» **EXERCISE DESCRIPTION**
Rewrite the lines of the records as a numbered list, beginning at the line containing "Give me the" and continuing through the line containing "page-number: 3 xyxy=(471,1248,479,1263)", with both of those lines included. Omit any blank lines, and list nothing else.

Items from a dataset
+++++
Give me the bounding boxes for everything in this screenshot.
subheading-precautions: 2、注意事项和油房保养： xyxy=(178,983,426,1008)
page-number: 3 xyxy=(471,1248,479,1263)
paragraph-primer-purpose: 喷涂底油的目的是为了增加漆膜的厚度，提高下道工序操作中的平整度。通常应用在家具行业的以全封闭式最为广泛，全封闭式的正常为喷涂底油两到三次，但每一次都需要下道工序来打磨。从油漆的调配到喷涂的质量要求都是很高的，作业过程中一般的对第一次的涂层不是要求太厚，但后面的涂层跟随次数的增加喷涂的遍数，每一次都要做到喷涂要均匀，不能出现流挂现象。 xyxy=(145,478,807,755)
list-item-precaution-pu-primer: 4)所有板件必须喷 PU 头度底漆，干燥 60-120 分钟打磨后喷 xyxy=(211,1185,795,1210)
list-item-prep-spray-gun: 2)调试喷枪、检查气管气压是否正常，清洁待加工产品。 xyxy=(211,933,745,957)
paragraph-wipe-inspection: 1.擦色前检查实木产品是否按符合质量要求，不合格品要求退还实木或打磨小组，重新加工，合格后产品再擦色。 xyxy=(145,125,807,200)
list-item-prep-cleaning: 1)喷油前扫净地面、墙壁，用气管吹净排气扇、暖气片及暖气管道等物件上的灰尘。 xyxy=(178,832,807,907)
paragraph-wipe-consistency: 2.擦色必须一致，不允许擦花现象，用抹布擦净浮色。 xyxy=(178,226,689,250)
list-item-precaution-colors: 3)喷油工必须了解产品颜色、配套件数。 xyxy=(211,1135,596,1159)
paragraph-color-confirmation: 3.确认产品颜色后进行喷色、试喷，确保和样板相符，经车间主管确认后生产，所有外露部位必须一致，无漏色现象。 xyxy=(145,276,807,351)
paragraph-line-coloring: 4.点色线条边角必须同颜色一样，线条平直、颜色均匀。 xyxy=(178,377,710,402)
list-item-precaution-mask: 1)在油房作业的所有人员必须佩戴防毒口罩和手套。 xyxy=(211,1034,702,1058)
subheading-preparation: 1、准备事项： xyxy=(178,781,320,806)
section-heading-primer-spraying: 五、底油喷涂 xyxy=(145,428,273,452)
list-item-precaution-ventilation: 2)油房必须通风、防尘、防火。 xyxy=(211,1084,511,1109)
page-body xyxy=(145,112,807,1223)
+++++
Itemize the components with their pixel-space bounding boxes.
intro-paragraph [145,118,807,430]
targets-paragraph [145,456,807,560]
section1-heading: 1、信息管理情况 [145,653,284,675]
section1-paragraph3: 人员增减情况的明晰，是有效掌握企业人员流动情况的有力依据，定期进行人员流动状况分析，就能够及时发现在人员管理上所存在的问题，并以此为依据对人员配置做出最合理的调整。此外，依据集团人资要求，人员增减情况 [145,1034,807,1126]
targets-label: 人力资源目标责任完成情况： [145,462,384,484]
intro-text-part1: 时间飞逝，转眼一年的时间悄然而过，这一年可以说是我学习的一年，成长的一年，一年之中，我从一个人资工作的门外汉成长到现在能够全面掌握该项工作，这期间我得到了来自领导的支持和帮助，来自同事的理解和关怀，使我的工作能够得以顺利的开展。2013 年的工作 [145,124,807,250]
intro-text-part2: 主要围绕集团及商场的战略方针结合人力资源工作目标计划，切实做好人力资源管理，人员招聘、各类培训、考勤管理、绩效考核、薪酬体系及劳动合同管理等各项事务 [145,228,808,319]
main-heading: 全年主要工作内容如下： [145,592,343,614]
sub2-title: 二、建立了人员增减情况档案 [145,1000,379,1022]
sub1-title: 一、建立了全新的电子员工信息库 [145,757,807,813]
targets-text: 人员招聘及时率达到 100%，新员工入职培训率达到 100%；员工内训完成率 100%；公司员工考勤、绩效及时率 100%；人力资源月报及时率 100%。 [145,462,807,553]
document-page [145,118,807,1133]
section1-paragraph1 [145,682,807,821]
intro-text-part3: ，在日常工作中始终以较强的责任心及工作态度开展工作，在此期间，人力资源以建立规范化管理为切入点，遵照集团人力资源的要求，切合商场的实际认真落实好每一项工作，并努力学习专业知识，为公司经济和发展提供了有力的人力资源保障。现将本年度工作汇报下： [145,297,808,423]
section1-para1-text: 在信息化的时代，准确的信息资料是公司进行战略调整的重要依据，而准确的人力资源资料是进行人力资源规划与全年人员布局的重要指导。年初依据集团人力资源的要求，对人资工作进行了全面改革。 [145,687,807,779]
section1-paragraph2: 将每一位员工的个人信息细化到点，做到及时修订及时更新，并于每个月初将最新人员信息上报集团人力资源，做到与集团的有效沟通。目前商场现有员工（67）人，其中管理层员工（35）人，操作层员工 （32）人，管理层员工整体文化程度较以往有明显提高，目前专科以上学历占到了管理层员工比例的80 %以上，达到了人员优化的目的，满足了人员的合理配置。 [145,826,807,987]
+++++
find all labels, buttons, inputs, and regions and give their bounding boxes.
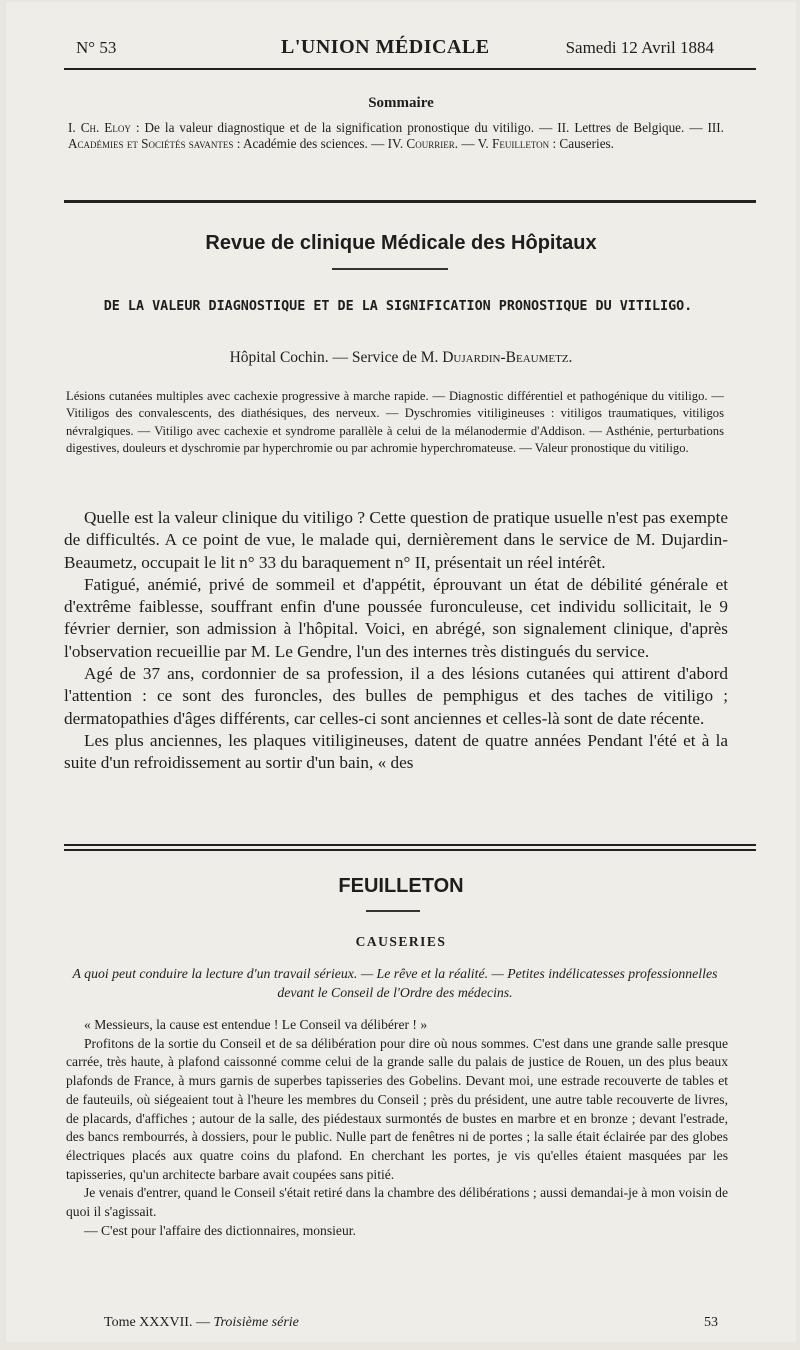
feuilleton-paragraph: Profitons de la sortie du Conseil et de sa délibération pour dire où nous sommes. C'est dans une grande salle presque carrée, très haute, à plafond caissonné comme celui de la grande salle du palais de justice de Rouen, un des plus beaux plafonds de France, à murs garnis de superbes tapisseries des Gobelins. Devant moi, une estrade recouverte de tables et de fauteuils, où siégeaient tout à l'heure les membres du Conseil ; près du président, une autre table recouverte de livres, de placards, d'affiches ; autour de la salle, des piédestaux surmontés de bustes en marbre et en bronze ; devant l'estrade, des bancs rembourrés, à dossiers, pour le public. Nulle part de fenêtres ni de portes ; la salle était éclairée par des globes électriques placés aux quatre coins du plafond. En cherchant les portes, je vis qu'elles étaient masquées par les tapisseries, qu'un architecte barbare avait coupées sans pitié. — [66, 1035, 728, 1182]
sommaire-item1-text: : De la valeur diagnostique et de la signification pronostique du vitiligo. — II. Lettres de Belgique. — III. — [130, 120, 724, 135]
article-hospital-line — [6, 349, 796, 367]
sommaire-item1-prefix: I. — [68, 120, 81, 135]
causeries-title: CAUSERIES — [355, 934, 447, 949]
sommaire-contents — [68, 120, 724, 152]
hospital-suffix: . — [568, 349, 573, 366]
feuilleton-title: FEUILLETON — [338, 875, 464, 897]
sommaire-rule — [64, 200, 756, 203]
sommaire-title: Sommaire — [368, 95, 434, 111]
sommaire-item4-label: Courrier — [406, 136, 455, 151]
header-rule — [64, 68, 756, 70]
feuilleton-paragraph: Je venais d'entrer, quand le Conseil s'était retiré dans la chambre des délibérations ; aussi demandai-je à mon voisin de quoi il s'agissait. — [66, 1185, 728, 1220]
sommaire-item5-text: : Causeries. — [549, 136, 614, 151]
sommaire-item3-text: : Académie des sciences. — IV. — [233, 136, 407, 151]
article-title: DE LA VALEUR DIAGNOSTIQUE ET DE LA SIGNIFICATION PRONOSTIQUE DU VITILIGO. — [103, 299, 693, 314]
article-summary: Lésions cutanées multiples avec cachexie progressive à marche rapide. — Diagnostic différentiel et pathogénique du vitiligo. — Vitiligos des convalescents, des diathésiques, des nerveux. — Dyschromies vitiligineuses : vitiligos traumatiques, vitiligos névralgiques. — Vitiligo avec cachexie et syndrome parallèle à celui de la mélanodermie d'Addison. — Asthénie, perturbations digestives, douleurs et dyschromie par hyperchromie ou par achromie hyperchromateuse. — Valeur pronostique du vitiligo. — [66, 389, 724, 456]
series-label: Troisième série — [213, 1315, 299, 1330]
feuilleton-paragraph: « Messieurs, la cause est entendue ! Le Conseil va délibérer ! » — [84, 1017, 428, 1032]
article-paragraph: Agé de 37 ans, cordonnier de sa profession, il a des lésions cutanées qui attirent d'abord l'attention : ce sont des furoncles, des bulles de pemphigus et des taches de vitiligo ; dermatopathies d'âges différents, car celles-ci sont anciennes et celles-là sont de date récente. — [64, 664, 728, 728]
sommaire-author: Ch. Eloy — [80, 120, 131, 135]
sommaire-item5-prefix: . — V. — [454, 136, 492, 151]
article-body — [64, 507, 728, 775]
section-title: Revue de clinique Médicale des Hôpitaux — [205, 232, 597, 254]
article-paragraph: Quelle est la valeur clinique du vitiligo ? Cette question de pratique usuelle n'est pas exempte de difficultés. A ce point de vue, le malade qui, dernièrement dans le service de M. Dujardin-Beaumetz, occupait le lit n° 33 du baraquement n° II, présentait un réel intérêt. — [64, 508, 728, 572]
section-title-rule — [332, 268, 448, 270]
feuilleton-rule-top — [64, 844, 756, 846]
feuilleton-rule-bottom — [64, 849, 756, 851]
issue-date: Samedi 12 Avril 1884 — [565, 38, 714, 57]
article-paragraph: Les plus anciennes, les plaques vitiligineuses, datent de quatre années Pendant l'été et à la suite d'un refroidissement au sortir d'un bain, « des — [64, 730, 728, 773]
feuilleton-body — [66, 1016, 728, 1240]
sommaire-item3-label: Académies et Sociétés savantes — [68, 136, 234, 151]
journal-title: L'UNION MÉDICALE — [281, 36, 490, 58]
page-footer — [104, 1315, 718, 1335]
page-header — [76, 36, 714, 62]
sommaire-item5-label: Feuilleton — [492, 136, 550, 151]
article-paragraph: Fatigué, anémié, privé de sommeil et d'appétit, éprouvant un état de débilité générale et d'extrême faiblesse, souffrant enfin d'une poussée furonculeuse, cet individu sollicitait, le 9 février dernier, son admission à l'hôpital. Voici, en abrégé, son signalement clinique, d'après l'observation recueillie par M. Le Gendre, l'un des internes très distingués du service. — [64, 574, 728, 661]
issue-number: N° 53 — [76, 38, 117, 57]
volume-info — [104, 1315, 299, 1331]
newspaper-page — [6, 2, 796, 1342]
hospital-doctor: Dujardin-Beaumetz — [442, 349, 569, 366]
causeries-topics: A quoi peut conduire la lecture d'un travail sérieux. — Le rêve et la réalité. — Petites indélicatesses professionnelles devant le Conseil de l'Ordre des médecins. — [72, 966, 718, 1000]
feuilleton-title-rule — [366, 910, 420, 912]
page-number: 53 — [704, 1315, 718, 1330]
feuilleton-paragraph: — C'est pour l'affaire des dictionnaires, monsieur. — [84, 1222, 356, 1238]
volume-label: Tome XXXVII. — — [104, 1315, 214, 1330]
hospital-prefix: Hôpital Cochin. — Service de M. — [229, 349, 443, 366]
+++++
» **ANSWER TO THIS PROBLEM**
1. Give me the bounding boxes for everything in this screenshot.
2. subheading-precautions: 2、注意事项和油房保养： xyxy=(178,983,426,1008)
3. page-number: 3 xyxy=(471,1248,479,1263)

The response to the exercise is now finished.